> **Exercise objective**
Return the whole listing, keeping every character the same.

----- Records for the task -----

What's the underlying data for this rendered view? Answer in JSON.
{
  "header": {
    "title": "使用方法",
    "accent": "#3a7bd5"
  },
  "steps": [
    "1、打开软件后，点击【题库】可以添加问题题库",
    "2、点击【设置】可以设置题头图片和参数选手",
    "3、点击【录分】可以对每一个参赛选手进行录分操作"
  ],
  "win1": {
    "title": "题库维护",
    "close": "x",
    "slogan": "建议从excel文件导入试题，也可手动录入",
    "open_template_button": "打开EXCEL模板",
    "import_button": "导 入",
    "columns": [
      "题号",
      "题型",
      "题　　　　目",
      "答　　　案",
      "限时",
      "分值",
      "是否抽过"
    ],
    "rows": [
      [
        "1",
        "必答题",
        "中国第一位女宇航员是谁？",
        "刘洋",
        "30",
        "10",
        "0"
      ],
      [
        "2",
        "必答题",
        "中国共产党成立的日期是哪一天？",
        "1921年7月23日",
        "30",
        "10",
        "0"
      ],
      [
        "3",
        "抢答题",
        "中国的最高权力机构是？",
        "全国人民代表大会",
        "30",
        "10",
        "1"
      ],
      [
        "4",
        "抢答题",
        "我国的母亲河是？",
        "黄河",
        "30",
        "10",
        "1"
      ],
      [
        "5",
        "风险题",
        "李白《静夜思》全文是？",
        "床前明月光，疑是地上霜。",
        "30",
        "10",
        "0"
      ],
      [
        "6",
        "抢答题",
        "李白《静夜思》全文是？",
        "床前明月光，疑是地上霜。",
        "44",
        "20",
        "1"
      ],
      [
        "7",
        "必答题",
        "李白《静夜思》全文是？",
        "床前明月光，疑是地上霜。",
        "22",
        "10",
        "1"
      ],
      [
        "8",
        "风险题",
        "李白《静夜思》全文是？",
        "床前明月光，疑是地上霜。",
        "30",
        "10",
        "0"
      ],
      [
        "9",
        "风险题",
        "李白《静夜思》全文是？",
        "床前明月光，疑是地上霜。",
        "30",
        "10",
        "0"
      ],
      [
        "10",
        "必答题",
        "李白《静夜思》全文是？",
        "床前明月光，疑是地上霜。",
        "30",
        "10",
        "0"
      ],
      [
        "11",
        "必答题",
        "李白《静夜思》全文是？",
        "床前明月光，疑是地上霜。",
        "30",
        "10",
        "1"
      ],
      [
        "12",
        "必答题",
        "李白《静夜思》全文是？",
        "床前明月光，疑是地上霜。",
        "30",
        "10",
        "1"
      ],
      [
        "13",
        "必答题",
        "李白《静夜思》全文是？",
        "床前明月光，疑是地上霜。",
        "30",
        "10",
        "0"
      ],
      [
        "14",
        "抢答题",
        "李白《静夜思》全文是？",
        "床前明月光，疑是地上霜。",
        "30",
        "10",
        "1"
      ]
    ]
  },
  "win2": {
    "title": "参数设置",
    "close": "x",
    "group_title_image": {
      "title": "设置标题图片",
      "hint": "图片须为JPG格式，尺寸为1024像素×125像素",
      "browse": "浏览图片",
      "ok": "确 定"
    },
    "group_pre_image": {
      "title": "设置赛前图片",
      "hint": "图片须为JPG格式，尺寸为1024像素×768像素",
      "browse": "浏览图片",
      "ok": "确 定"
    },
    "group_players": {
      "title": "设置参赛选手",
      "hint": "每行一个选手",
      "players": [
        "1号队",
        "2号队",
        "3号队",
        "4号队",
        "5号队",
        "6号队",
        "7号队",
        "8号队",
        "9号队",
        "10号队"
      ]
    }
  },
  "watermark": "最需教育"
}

-----

> **Written solution**
What's the underlying data for this rendered view? Answer in JSON.
{
  "header": {
    "title": "使用方法",
    "accent": "#3a7bd5"
  },
  "steps": [
    "1、打开软件后，点击【题库】可以添加问题题库",
    "2、点击【设置】可以设置题头图片和参数选手",
    "3、点击【录分】可以对每一个参赛选手进行录分操作"
  ],
  "win1": {
    "title": "题库维护",
    "close": "x",
    "slogan": "建议从excel文件导入试题，也可手动录入",
    "open_template_button": "打开EXCEL模板",
    "import_button": "导 入",
    "columns": [
      "题号",
      "题型",
      "题　　　　目",
      "答　　　案",
      "限时",
      "分值",
      "是否抽过"
    ],
    "rows": [
      [
        "1",
        "必答题",
        "中国第一位女宇航员是谁？",
        "刘洋",
        "30",
        "10",
        "0"
      ],
      [
        "2",
        "必答题",
        "中国共产党成立的日期是哪一天？",
        "1921年7月23日",
        "30",
        "10",
        "0"
      ],
      [
        "3",
        "抢答题",
        "中国的最高权力机构是？",
        "全国人民代表大会",
        "30",
        "10",
        "1"
      ],
      [
        "4",
        "抢答题",
        "我国的母亲河是？",
        "黄河",
        "30",
        "10",
        "1"
      ],
      [
        "5",
        "风险题",
        "李白《静夜思》全文是？",
        "床前明月光，疑是地上霜。",
        "30",
        "10",
        "0"
      ],
      [
        "6",
        "抢答题",
        "李白《静夜思》全文是？",
        "床前明月光，疑是地上霜。",
        "44",
        "20",
        "1"
      ],
      [
        "7",
        "必答题",
        "李白《静夜思》全文是？",
        "床前明月光，疑是地上霜。",
        "22",
        "10",
        "1"
      ],
      [
        "8",
        "风险题",
        "李白《静夜思》全文是？",
        "床前明月光，疑是地上霜。",
        "30",
        "10",
        "0"
      ],
      [
        "9",
        "风险题",
        "李白《静夜思》全文是？",
        "床前明月光，疑是地上霜。",
        "30",
        "10",
        "0"
      ],
      [
        "10",
        "必答题",
        "李白《静夜思》全文是？",
        "床前明月光，疑是地上霜。",
        "30",
        "10",
        "0"
      ],
      [
        "11",
        "必答题",
        "李白《静夜思》全文是？",
        "床前明月光，疑是地上霜。",
        "30",
        "10",
        "1"
      ],
      [
        "12",
        "必答题",
        "李白《静夜思》全文是？",
        "床前明月光，疑是地上霜。",
        "30",
        "10",
        "1"
      ],
      [
        "13",
        "必答题",
        "李白《静夜思》全文是？",
        "床前明月光，疑是地上霜。",
        "30",
        "10",
        "0"
      ],
      [
        "14",
        "抢答题",
        "李白《静夜思》全文是？",
        "床前明月光，疑是地上霜。",
        "30",
        "10",
        "1"
      ]
    ]
  },
  "win2": {
    "title": "参数设置",
    "close": "x",
    "group_title_image": {
      "title": "设置标题图片",
      "hint": "图片须为JPG格式，尺寸为1024像素×125像素",
      "browse": "浏览图片",
      "ok": "确 定"
    },
    "group_pre_image": {
      "title": "设置赛前图片",
      "hint": "图片须为JPG格式，尺寸为1024像素×768像素",
      "browse": "浏览图片",
      "ok": "确 定"
    },
    "group_players": {
      "title": "设置参赛选手",
      "hint": "每行一个选手",
      "players": [
        "1号队",
        "2号队",
        "3号队",
        "4号队",
        "5号队",
        "6号队",
        "7号队",
        "8号队",
        "9号队",
        "10号队"
      ]
    }
  },
  "watermark": "最需教育"
}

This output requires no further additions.